Exercise directions: Extract each line where the string "series" shows up.

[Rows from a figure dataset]
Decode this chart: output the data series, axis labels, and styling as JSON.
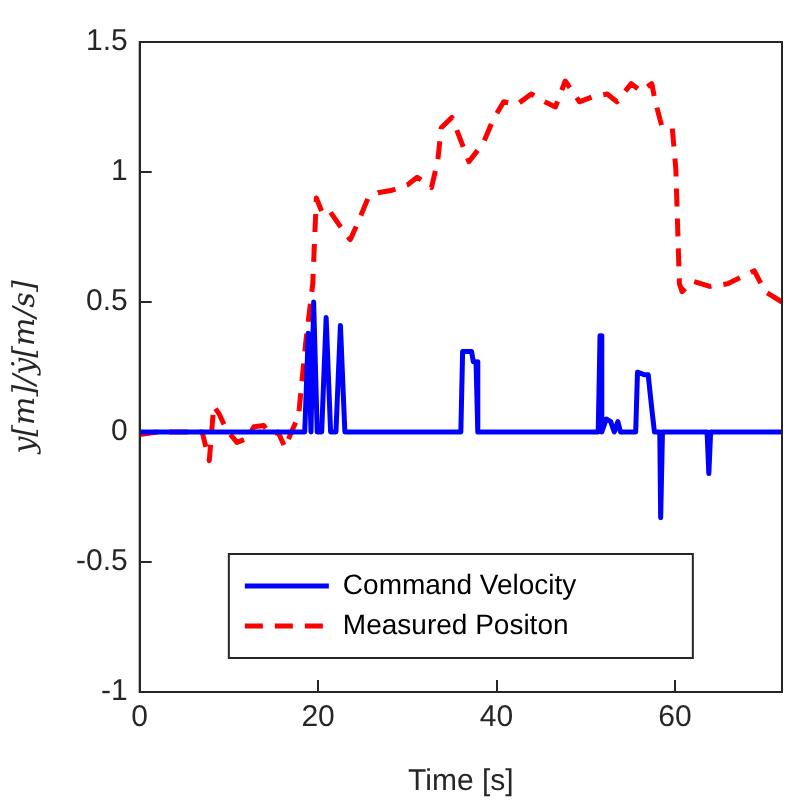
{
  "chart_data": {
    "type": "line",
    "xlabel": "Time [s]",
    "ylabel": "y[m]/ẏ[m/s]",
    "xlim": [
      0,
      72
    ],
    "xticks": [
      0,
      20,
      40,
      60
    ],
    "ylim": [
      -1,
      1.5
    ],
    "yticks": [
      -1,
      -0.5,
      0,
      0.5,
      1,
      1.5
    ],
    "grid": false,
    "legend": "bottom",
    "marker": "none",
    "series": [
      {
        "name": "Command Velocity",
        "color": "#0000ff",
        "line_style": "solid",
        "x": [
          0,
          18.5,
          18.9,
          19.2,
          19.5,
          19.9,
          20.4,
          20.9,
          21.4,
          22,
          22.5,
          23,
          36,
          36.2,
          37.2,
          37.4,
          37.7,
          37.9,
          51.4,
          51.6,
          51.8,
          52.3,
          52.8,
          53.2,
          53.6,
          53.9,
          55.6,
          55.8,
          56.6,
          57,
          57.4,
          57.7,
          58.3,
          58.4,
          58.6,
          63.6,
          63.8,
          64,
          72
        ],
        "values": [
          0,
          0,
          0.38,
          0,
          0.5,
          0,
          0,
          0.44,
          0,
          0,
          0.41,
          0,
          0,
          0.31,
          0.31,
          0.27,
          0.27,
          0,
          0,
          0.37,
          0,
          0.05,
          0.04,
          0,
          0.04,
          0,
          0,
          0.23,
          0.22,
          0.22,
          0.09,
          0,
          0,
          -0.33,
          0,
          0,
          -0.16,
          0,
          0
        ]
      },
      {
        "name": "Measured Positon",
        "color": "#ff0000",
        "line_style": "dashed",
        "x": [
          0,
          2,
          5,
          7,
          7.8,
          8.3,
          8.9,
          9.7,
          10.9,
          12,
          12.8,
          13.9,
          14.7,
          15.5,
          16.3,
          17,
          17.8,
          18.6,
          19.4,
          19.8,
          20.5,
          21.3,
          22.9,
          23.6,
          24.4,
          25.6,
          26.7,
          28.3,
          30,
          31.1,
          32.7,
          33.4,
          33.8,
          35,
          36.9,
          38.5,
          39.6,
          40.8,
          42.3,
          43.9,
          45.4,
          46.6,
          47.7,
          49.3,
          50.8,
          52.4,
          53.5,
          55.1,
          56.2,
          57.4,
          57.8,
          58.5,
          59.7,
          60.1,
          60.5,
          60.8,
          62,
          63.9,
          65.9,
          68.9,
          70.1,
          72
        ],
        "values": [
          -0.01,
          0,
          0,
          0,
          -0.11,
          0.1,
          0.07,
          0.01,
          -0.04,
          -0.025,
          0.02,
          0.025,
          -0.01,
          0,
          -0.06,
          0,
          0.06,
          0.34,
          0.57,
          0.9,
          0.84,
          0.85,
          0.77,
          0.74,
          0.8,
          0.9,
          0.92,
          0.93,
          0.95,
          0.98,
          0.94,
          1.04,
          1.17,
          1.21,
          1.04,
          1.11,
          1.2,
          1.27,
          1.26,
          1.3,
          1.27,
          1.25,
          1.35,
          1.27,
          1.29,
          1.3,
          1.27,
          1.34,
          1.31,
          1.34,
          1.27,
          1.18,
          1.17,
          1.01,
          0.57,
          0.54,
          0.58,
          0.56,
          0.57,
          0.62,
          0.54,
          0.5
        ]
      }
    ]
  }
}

---

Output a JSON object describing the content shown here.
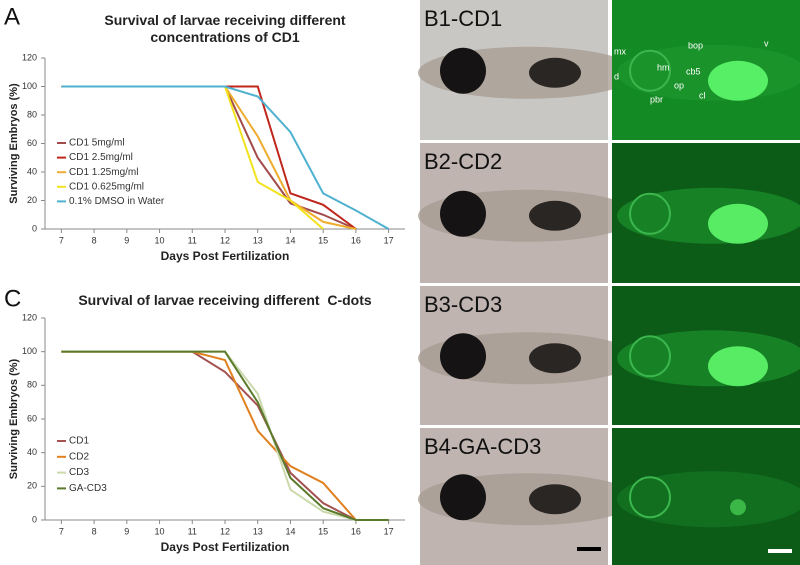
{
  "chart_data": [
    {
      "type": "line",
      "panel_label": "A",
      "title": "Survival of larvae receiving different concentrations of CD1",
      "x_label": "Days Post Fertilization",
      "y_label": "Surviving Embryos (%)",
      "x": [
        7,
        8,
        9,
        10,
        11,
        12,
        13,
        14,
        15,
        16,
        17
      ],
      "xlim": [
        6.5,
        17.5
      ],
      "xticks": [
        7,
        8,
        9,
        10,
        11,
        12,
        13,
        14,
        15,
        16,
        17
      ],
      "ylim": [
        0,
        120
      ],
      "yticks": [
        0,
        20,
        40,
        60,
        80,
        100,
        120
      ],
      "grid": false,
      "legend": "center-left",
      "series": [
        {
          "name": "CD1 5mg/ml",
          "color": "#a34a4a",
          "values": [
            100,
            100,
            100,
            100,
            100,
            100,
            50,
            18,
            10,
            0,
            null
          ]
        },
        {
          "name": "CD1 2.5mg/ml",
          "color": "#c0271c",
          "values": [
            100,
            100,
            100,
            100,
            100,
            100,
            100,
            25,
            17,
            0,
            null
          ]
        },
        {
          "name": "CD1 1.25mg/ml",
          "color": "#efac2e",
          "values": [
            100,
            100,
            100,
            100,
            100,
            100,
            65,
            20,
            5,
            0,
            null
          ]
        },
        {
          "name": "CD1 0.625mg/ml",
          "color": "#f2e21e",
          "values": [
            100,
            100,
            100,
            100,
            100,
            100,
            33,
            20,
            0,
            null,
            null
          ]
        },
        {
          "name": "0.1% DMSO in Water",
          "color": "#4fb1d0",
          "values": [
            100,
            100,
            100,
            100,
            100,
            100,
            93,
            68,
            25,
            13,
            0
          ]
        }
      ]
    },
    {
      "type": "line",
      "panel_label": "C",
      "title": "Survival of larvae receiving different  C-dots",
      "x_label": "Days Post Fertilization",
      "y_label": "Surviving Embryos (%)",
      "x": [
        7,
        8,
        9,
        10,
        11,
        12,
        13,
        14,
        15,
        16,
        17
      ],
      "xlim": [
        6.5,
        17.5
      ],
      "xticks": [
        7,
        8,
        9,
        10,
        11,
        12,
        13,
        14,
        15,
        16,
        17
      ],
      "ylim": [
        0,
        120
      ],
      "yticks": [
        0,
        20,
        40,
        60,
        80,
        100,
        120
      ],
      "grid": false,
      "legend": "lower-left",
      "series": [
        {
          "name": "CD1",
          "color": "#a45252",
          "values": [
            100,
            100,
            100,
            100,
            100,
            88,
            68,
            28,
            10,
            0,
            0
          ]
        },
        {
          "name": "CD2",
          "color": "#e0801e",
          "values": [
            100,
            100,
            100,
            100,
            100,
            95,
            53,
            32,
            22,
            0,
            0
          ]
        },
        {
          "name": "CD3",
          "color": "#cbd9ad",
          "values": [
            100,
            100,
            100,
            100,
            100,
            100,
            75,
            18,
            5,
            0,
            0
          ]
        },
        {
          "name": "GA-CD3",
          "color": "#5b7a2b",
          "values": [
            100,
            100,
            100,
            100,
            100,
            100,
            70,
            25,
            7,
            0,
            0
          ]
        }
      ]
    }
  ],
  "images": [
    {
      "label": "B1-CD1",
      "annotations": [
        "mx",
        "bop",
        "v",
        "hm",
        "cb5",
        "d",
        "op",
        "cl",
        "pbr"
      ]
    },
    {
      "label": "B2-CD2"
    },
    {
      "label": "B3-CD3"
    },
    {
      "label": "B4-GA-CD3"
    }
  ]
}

Reply to the exercise:
Decode this chart: output the data series, axis labels, and styling as JSON.
    "series": [
      "series": [
      "series": [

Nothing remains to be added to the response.